▼

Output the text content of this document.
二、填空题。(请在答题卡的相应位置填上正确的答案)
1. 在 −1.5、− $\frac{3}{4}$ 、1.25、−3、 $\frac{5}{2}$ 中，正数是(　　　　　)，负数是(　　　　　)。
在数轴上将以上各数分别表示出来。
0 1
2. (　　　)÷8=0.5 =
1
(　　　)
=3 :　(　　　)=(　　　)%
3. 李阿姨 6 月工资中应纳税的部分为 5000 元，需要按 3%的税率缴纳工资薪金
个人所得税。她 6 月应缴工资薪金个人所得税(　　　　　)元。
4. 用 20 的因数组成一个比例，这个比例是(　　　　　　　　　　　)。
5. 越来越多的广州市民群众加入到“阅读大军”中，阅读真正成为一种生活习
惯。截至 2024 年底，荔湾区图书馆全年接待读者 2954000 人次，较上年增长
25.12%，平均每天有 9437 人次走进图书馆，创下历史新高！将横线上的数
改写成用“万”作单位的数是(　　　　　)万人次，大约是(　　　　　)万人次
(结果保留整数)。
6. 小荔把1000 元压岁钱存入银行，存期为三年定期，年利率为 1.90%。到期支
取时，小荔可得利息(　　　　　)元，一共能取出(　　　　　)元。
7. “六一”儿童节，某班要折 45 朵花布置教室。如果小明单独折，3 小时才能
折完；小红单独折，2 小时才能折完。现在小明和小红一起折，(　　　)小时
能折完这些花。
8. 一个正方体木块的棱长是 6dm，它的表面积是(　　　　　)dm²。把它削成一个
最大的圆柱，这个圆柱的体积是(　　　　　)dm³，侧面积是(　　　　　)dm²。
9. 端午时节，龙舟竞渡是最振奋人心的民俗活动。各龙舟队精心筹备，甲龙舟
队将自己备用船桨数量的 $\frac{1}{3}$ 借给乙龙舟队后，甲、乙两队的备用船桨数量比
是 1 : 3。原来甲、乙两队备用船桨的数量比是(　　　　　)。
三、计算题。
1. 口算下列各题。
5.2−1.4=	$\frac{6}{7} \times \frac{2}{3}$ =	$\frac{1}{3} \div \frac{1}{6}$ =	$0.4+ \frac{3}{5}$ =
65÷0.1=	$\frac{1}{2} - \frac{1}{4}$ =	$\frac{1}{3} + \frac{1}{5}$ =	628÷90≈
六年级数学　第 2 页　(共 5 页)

▲
▼

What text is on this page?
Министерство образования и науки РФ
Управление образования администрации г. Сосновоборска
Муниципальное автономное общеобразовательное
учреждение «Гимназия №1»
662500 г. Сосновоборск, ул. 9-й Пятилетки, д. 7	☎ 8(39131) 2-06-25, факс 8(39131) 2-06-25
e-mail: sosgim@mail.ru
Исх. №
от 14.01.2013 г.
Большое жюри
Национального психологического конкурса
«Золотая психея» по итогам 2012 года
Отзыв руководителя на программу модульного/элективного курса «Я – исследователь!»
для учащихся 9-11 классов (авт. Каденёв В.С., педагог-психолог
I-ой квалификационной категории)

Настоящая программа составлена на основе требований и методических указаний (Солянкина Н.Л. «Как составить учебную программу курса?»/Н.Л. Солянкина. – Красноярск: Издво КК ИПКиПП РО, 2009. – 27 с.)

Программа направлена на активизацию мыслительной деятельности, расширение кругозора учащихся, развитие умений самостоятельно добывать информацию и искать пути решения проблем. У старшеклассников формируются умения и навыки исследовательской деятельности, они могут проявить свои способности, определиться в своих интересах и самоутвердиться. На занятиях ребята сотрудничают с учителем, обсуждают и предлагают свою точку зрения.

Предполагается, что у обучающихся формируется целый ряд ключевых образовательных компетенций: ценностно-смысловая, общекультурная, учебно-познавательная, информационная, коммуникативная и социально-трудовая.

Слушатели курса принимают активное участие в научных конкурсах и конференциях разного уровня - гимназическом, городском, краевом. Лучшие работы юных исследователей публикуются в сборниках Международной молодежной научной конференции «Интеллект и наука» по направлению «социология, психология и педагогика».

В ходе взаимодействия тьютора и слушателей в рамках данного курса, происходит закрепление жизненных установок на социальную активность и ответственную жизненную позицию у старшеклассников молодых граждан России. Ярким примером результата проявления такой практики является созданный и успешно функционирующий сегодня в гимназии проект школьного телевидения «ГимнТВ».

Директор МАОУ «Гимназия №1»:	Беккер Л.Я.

▲
▼

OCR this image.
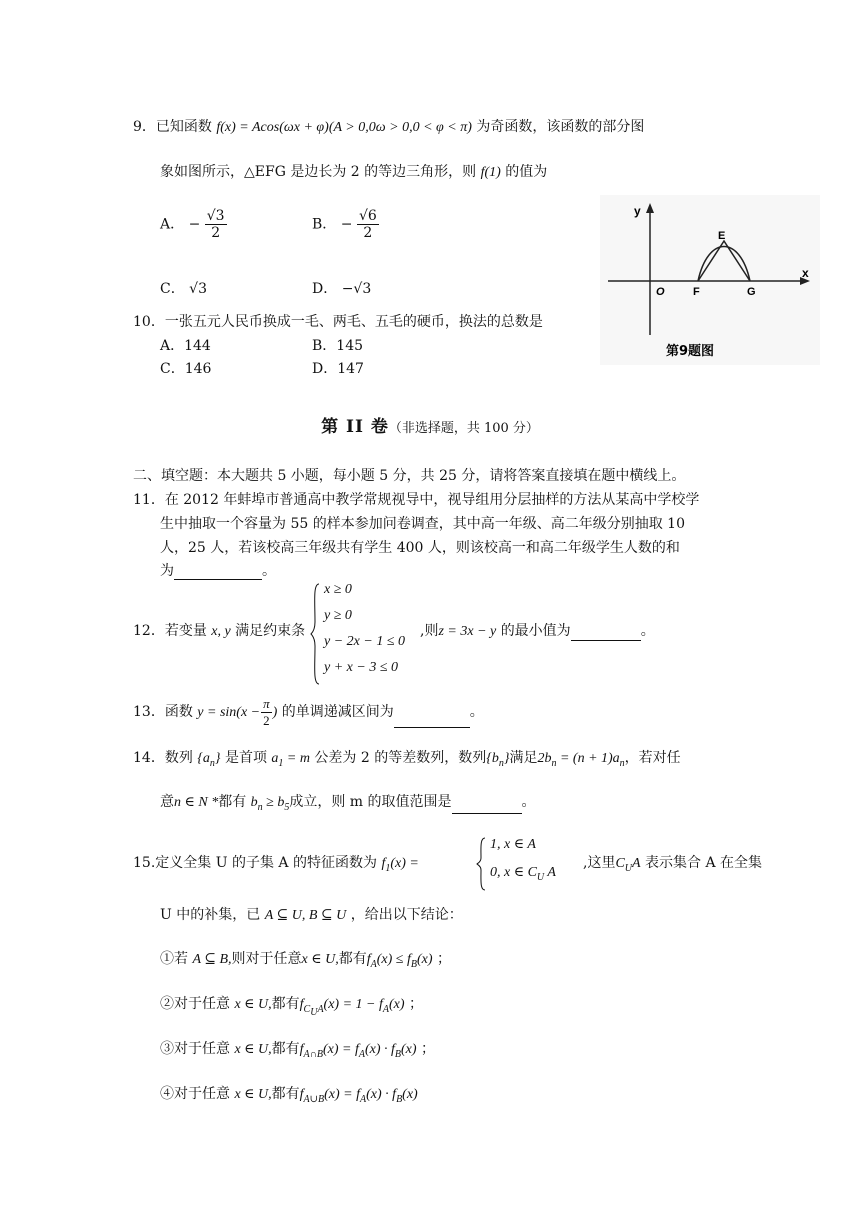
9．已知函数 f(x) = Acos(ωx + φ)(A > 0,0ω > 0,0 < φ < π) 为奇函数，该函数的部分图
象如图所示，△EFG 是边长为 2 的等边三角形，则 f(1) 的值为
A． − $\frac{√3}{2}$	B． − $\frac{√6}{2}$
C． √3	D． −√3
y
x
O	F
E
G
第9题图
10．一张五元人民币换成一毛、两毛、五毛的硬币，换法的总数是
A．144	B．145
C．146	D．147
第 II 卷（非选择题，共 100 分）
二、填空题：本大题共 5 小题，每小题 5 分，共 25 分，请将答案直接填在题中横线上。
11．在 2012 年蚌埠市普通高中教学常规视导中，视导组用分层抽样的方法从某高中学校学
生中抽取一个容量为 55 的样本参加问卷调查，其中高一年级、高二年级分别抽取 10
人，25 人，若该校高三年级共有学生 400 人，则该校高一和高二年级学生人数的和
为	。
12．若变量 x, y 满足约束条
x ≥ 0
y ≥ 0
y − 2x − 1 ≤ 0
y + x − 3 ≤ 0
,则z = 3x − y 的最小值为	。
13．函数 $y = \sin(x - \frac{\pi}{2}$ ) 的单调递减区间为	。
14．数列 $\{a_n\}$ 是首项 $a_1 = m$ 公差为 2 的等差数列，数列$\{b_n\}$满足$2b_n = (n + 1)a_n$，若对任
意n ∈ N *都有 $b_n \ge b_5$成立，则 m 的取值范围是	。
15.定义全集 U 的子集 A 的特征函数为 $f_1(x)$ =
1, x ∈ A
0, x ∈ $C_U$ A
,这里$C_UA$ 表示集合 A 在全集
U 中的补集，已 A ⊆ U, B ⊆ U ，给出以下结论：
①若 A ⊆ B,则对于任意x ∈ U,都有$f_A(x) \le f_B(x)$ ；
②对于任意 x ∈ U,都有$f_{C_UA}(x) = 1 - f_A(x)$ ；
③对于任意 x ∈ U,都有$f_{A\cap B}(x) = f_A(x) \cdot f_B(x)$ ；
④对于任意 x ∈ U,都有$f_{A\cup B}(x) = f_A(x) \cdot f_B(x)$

▲

Problem to solve.
Note every line above where the string "text" shows up, and copy those lines.

The output.
Output the text content of this document.
What text is on this page?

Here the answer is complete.